Short exercise: Search the listing below for "Brook". Copy each matching line.

◆ ◆ ◆

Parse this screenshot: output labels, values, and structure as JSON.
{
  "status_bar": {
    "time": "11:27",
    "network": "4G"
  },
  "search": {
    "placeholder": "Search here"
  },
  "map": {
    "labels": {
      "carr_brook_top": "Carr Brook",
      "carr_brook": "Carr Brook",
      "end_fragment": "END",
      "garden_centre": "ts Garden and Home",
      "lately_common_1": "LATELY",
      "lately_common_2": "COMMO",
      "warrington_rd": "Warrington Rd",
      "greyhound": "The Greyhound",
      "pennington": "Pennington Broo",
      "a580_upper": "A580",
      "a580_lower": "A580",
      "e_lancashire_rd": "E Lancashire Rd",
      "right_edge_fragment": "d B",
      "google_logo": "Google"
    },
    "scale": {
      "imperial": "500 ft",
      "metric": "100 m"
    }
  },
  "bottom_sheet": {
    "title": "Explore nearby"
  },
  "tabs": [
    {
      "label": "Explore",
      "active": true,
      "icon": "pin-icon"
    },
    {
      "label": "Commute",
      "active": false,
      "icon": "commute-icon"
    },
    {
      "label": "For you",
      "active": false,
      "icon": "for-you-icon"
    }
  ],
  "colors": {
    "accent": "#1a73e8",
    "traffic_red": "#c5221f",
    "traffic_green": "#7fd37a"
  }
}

◆ ◆ ◆

Exercise answer:
      "carr_brook_top": "Carr Brook",
      "carr_brook": "Carr Brook",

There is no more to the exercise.